### Goal
Answer these from the text on Sir James Cotter, 4th Baronet, below.
1. Who succeeded him?
2. Where was his residence?
3. Who are named as his parents?

### Provided text
+++

- Predecessor: Sir James Cotter, 3rd Baronet of Rockforest
- Successor: Sir James Cotter, 5th Baronet of Rockforest
- Born: 1828
- Died: 1902 (aged 73–74)
- Residence: Rockforest, Mallow
- Spouses: Julia Emily Loinsworth Jane Veargitt Maughan
- Issue: Sir Ludlow Cotter (Knt.) James Lombard Cotter Guy Cotter (d. an infant)
- Parents: Sir James Cotter, 3rd Baronet Helena Tryndall Lombard
- Occupation: Army Justice of the Peace High Sheriff of County Cork

= Sir James Cotter, 4th Baronet =

British politician (4 April 1828 – 1902)

Sir James Laurence Cotter, 4th Baronet of Rockforest (1828–1902) was an Anglo-Irish officer, Justice of the Peace, High Sheriff, and Baronet.

+++

### Material
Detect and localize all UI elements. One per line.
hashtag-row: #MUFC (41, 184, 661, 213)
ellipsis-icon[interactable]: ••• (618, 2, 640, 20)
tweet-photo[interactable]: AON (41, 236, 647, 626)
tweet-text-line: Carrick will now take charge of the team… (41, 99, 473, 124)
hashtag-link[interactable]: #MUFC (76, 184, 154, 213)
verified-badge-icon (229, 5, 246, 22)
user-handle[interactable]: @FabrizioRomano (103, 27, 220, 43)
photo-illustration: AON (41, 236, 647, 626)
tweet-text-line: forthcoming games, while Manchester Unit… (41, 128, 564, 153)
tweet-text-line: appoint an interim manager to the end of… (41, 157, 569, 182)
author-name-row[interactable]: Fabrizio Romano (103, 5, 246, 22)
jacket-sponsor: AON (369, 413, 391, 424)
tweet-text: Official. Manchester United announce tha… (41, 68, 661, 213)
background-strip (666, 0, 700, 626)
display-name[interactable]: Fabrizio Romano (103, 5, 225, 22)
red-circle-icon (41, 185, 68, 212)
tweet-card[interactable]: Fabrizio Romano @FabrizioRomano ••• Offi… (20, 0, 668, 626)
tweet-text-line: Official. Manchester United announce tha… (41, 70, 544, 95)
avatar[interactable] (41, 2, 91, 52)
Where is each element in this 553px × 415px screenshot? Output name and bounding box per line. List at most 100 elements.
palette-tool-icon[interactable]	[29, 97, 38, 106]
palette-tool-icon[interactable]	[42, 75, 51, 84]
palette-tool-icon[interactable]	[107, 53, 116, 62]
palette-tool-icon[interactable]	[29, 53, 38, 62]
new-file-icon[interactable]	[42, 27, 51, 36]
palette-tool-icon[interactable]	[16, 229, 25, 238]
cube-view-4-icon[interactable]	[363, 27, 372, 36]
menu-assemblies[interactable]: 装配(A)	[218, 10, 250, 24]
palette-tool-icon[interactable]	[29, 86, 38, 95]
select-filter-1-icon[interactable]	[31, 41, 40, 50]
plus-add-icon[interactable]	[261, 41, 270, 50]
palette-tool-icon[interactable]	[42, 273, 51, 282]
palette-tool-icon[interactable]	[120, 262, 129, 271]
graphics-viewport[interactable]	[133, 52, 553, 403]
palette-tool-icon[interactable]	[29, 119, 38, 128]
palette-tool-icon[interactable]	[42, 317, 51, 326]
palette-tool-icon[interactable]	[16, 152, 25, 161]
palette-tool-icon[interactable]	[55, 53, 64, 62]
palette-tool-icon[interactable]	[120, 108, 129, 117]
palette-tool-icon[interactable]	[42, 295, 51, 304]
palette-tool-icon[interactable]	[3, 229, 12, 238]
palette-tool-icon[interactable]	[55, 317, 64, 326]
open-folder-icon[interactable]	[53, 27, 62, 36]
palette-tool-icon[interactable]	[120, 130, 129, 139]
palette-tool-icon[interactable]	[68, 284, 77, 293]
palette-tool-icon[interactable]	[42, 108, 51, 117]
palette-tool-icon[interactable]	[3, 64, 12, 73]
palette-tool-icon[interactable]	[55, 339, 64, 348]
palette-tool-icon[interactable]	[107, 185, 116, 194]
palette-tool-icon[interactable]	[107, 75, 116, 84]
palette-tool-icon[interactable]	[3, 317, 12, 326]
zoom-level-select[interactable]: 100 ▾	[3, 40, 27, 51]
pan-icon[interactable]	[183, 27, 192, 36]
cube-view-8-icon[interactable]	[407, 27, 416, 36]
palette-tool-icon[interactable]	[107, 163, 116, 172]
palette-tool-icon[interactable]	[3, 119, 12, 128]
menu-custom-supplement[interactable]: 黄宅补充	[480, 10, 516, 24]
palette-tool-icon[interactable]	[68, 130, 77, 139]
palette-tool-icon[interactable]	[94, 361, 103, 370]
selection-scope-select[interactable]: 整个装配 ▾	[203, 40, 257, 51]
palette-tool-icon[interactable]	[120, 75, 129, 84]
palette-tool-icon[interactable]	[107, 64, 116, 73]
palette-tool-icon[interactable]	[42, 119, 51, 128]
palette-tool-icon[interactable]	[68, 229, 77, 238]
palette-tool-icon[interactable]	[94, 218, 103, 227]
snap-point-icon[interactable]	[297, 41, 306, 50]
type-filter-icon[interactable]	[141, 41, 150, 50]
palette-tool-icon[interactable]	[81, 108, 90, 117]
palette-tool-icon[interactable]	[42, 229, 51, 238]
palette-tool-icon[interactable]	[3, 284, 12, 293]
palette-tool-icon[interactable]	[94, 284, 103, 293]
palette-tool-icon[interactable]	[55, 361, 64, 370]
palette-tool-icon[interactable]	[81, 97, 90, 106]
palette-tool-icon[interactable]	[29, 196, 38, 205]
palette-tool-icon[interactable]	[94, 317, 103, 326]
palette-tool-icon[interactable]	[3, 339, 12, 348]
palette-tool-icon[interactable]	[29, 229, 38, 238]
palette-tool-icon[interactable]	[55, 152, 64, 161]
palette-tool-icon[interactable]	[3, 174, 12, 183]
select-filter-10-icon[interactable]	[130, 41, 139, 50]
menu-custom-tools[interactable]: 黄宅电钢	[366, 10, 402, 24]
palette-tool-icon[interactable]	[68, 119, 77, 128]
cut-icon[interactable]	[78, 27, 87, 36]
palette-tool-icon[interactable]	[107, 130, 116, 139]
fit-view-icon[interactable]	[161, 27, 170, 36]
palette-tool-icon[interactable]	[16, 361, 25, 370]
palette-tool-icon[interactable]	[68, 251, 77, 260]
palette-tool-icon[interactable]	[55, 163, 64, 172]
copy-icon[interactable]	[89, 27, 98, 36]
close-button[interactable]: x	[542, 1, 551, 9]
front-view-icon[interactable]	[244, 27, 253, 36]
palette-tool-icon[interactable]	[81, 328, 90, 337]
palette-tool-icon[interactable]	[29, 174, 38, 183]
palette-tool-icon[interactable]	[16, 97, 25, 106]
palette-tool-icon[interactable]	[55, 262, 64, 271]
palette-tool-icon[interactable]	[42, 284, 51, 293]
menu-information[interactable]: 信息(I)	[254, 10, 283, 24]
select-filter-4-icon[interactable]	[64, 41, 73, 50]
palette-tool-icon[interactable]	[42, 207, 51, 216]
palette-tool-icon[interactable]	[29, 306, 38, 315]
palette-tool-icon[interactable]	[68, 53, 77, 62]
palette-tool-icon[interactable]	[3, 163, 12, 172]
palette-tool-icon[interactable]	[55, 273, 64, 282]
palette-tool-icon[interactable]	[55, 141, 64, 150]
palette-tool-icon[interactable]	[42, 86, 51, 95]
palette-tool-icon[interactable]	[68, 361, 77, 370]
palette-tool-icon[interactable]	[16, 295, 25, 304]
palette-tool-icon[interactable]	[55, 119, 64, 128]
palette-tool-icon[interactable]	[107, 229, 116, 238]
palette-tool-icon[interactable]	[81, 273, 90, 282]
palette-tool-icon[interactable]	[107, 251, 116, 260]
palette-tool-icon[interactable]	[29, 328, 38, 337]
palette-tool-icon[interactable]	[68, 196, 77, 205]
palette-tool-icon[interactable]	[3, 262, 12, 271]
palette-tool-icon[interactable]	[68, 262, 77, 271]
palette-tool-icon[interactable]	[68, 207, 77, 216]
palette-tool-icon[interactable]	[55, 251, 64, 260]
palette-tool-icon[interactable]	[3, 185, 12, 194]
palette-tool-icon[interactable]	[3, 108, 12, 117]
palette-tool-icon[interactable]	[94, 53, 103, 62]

+++

### Response to the task
1. Sir James Cotter, 5th Baronet of Rockforest
2. Rockforest, Mallow
3. Sir James Cotter, 3rd Baronet, and Helena Tryndall Lombard